- Activities -
#1 For each statement (a), (b) and (c), say whether it agrees with the minimotif text, and answer yes or no with the deciding words of the text quoted exactly. (a) With the cellular function filter, the share of known minimotifs kept is about 4.6 times the share of random minimotifs kept. (b) The ELM taxonomy filter keeps minimotifs that come from a different species. (c) The funders took part in designing the study.
#2 Name every filter that the minimotif text says ELM has implemented.
#3 Carry on the minimotif text from where it stops.

- Given passage -
============

Testing these functional filters on known and random minimotifs has revealed that they are capable of separating true motifs from false positives. In particular, for the cellular function filter, the percentage of known minimotifs that are not removed by the filter is ∼4.6 times that of random minimotifs. For the molecular function filter this ratio is ∼2.9. These results, together with the comparison with the published frequency score filter, strongly suggest that the new filters differentiate true motifs from random background with good confidence. A combination of the function filters and the frequency score filter performs better than these two individual filters.
Citation: Rajasekaran S, Mi T, Merlin JC, Oommen A, Gradie P, Schiller MR (2010) Partitioning of Minimotifs Based on Function with Improved Prediction Accuracy. PLoS ONE5(8): e12276. https://doi.org/10.1371/journal.pone.0012276
Editor: Vladimir Brusic, Dana-Farber Cancer Institute, United States of America
Received: July 11, 2010; Accepted: July 27, 2010; Published: August 19, 2010
Copyright: © 2010 Rajasekaran et al. This is an open-access article distributed under the terms of the Creative Commons Attribution License, which permits unrestricted use, distribution, and reproduction in any medium, provided the original author and source are credited.
Funding: This work was supported by National Institutes of Health grant number GM079689 to M.R.S., National Science Foundation (NSF) Grant 0829916 to S.R., by the University of Nevada Las Vegas, and by the University of Connecticut. The funders had no role in study design, data collection and analysis, decision to publish, or preparation of the manuscript.
Competing interests: The authors have declared that no competing interests exist.
Minimotifs are short contiguous peptide pieces of proteins that have a known biological function. These functions can be categorized into binding, posttranslational modification of the minimotif, and protein trafficking. While there are many known functional minimotifs, predicting a minimotif in a new protein based on a consensus sequence, position-specific scoring matrix, or other algorithms produces many false-positive predictions. This limits the usefulness of minimotif prediction programs such as Minimotif Miner (MnM) , , Eukaryotic Linear Motif (ELM) , , and ScanSite , . These programs all use different approaches to reduce false positive predictions.
To reduce false positive minimotif predictions, three approaches have been used in MnM , . In frequency analysis, the complexity of minimotif sequence definitions can be used to rank-order minimotifs. A surface prediction algorithm can identify minimotifs likely to be on the surface of a protein. The third approach selects minimotifs that have conserved minimotif sequences in many species. ELM has also implemented several filters for: 1) Cell compartments, 2) Globular domains, 3) Taxonomy, and 4) Structure , , . The cell compartment filter selects minimotifs where both the ligand and its target are in the same cellular compartment. The globular domain filter selects minimotifs in intrinsically disordered regions. The taxonomy filter eliminates minimotifs that are not in the same species. The structure filter selects for minimotifs that have exposure to solvent or similar secondary structural features. In ScanSite , , minimotifs are described as position-specific scoring matrices (PSSMs) that indicate the frequency of each amino acid at each position using data derived from peptide library and phage display experiments , . ScanSite provides different stringencies of predictions.

============

- Entries provided -

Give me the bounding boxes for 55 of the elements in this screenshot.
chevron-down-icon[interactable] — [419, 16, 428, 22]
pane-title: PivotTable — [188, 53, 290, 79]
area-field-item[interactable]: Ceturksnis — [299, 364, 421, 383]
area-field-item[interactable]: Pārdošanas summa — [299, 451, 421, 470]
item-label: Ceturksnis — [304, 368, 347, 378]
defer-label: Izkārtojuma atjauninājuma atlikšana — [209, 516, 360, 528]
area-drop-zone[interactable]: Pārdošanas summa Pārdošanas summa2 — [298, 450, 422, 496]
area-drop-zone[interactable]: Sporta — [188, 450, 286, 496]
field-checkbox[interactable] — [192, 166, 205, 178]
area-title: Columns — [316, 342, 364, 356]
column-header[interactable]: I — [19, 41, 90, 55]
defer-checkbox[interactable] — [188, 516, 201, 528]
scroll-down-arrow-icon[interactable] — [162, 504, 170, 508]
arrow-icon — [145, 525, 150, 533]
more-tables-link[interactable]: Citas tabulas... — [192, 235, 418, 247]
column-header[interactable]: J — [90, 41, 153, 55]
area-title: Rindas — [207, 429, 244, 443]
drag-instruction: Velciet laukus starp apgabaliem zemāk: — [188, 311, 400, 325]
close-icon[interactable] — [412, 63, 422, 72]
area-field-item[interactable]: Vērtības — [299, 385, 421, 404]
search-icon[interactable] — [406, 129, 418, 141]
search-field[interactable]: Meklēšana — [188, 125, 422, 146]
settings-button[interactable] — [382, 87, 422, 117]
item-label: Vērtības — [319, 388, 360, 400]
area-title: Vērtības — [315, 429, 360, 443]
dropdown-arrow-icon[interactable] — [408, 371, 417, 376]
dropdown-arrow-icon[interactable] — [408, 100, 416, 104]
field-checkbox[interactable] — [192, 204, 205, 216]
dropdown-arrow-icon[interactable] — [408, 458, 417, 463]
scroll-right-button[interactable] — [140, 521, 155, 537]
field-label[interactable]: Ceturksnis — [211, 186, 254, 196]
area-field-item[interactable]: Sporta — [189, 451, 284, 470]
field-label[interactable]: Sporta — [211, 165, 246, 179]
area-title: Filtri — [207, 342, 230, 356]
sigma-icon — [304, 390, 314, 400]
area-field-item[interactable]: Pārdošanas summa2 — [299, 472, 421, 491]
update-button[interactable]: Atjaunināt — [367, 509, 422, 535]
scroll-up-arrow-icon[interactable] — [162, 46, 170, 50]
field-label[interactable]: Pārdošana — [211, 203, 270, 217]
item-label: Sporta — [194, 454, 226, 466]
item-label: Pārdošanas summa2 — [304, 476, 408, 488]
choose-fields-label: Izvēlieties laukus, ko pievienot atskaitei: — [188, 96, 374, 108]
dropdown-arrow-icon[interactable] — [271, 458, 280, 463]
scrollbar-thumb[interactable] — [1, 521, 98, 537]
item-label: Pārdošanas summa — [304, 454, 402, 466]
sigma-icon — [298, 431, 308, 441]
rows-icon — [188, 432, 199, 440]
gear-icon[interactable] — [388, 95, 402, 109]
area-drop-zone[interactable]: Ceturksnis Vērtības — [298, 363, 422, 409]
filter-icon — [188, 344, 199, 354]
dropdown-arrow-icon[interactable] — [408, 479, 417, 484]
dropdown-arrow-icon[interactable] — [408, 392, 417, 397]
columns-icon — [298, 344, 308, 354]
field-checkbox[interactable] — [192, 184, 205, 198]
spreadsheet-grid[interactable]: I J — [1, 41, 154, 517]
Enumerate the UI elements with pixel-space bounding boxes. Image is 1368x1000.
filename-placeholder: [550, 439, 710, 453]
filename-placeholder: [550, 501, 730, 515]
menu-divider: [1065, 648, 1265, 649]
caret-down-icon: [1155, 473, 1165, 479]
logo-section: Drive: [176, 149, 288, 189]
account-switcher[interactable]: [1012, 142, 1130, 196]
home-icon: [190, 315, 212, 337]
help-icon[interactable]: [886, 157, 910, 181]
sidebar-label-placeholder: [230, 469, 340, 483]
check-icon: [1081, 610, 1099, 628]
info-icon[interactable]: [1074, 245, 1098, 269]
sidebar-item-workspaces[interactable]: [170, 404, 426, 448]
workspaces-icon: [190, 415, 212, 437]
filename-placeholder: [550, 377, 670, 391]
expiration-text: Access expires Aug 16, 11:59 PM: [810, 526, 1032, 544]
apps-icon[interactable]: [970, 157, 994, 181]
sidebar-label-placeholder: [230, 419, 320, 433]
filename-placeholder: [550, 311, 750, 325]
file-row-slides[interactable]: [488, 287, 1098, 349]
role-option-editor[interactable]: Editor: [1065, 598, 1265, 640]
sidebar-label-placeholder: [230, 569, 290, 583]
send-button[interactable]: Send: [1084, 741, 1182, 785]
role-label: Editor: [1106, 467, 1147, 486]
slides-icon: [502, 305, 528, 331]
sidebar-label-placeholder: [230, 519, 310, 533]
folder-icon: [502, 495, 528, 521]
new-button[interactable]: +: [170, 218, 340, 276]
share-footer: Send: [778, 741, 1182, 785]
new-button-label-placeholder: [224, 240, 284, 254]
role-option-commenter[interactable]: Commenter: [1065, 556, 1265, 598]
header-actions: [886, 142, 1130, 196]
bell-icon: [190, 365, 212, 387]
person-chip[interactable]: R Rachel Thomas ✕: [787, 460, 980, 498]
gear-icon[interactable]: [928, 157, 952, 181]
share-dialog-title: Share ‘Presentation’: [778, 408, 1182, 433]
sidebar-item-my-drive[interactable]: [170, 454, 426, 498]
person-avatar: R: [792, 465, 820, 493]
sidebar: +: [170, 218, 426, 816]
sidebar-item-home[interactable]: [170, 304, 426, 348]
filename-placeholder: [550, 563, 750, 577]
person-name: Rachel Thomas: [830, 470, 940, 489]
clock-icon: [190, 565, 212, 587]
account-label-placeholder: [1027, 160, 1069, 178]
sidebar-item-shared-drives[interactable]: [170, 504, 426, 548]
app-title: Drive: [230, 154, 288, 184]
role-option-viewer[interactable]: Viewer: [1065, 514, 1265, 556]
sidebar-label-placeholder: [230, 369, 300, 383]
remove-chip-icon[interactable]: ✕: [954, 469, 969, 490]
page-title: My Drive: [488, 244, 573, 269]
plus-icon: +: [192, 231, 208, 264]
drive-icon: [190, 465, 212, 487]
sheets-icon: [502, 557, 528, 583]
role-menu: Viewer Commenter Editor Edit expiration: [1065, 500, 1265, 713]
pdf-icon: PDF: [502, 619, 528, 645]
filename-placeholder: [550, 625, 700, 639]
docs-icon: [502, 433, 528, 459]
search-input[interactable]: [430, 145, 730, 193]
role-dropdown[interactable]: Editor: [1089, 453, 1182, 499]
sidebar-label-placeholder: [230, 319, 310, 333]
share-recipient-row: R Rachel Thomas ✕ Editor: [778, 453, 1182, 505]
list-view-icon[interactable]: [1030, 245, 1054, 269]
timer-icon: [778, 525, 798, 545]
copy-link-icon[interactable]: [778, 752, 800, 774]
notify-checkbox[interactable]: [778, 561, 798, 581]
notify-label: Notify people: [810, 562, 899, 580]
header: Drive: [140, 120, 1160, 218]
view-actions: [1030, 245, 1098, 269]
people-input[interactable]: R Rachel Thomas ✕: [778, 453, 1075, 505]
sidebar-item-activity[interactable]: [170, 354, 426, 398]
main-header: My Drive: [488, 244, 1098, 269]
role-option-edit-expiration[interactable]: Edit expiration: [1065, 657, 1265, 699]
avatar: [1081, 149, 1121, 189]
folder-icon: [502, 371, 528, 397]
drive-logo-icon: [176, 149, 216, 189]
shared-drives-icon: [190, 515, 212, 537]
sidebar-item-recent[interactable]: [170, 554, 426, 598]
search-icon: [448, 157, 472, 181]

============

- Task-by-task results -
#1
(a) Yes: "the percentage of known minimotifs that are not removed by the filter is ∼4.6 times that of random minimotifs"
(b) No: "The taxonomy filter eliminates minimotifs that are not in the same species."
(c) No: "The funders had no role in study design, data collection and analysis, decision to publish, or preparation of the manuscript."

#2 Cell compartments, Globular domains, Taxonomy, Structure

#3
Despite these inter-related approaches, false positives remain a concern, thus new types of filters are needed. In considering new strategies that might be used to refine minimotif predictions, we have noticed that some proteins which contain a particular domain are thought to have functions related to similar cellular processes. For example, proteins, which contain PTB or SH2 domain that binds to phospho-tyrosine containing proteins, are typically involved in signaling . Likewise, BRCT domains generally bind to phosphopeptides and are often in proteins associated with DNA repair and cell cycle checkpoints , . Therefore, we hypothesize that knowledge about molecular and cellular functions can be used to refine minimotif predictions.
The Gene Ontology (GO) database  contains structured information about biological processes, cellular components, and molecular functions. Proteins are associated with terms in each of these ontologies. Each ontology is structured as a directed acylic graph that maps the relationships between terms. We can take advantage of GO because it references protein accession numbers and thus, can be cross referenced to the Minimotif Miner database, .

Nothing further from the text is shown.